◆ EXERCISE AIM: Rewrite each of the items below, putting "date-axis-label" wherever "time-axis-label" occurs and keeping every other character the same.

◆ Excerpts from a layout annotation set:
— begin —

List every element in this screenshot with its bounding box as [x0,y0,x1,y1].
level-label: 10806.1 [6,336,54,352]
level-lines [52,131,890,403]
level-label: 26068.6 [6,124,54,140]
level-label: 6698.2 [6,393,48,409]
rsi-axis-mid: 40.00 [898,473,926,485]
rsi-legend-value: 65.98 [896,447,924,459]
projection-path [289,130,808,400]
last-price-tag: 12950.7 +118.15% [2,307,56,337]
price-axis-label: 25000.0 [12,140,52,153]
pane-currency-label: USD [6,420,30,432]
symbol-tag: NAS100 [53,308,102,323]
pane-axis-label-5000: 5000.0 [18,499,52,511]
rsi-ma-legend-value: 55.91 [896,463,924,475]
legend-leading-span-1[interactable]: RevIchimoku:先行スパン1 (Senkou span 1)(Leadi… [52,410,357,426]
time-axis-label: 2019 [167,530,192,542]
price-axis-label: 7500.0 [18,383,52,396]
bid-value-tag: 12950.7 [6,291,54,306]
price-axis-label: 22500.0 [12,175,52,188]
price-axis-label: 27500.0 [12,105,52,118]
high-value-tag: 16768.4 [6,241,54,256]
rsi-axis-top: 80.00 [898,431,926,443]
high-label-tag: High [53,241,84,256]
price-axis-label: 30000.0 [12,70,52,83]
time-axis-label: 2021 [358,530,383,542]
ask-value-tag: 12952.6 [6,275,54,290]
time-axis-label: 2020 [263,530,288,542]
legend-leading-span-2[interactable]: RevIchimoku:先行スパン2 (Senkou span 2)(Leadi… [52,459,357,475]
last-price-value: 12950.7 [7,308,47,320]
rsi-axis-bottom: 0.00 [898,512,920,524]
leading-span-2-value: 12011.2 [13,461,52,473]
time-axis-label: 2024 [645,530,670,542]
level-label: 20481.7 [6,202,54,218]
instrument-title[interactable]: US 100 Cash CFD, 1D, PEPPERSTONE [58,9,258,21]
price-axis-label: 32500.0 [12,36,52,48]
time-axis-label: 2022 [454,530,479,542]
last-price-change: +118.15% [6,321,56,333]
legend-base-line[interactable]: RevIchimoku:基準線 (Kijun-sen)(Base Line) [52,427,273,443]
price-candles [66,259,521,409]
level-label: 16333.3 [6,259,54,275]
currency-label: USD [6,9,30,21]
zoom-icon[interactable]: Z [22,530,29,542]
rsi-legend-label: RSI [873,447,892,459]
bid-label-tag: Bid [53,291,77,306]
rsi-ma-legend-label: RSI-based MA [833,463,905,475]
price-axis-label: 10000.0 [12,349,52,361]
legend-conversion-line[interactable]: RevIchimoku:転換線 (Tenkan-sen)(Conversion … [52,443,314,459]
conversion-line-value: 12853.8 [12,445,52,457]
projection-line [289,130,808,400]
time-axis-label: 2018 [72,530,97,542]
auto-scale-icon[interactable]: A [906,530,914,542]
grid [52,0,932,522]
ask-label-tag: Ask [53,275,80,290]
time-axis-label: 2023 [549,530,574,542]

— end —

◆ ANSWER FOR THIS EXERCISE:
List every element in this screenshot with its bounding box as [x0,y0,x1,y1].
level-label: 10806.1 [6,336,54,352]
level-lines [52,131,890,403]
level-label: 26068.6 [6,124,54,140]
level-label: 6698.2 [6,393,48,409]
rsi-axis-mid: 40.00 [898,473,926,485]
rsi-legend-value: 65.98 [896,447,924,459]
projection-path [289,130,808,400]
last-price-tag: 12950.7 +118.15% [2,307,56,337]
price-axis-label: 25000.0 [12,140,52,153]
pane-currency-label: USD [6,420,30,432]
symbol-tag: NAS100 [53,308,102,323]
pane-axis-label-5000: 5000.0 [18,499,52,511]
rsi-ma-legend-value: 55.91 [896,463,924,475]
legend-leading-span-1[interactable]: RevIchimoku:先行スパン1 (Senkou span 1)(Leadi… [52,410,357,426]
date-axis-label: 2019 [167,530,192,542]
price-axis-label: 7500.0 [18,383,52,396]
bid-value-tag: 12950.7 [6,291,54,306]
price-axis-label: 22500.0 [12,175,52,188]
price-axis-label: 27500.0 [12,105,52,118]
high-value-tag: 16768.4 [6,241,54,256]
rsi-axis-top: 80.00 [898,431,926,443]
high-label-tag: High [53,241,84,256]
price-axis-label: 30000.0 [12,70,52,83]
date-axis-label: 2021 [358,530,383,542]
ask-value-tag: 12952.6 [6,275,54,290]
date-axis-label: 2020 [263,530,288,542]
legend-leading-span-2[interactable]: RevIchimoku:先行スパン2 (Senkou span 2)(Leadi… [52,459,357,475]
last-price-value: 12950.7 [7,308,47,320]
rsi-axis-bottom: 0.00 [898,512,920,524]
leading-span-2-value: 12011.2 [13,461,52,473]
date-axis-label: 2024 [645,530,670,542]
level-label: 20481.7 [6,202,54,218]
instrument-title[interactable]: US 100 Cash CFD, 1D, PEPPERSTONE [58,9,258,21]
price-axis-label: 32500.0 [12,36,52,48]
date-axis-label: 2022 [454,530,479,542]
last-price-change: +118.15% [6,321,56,333]
legend-base-line[interactable]: RevIchimoku:基準線 (Kijun-sen)(Base Line) [52,427,273,443]
price-candles [66,259,521,409]
level-label: 16333.3 [6,259,54,275]
currency-label: USD [6,9,30,21]
zoom-icon[interactable]: Z [22,530,29,542]
rsi-legend-label: RSI [873,447,892,459]
bid-label-tag: Bid [53,291,77,306]
rsi-ma-legend-label: RSI-based MA [833,463,905,475]
price-axis-label: 10000.0 [12,349,52,361]
legend-conversion-line[interactable]: RevIchimoku:転換線 (Tenkan-sen)(Conversion … [52,443,314,459]
conversion-line-value: 12853.8 [12,445,52,457]
projection-line [289,130,808,400]
date-axis-label: 2018 [72,530,97,542]
auto-scale-icon[interactable]: A [906,530,914,542]
grid [52,0,932,522]
ask-label-tag: Ask [53,275,80,290]
date-axis-label: 2023 [549,530,574,542]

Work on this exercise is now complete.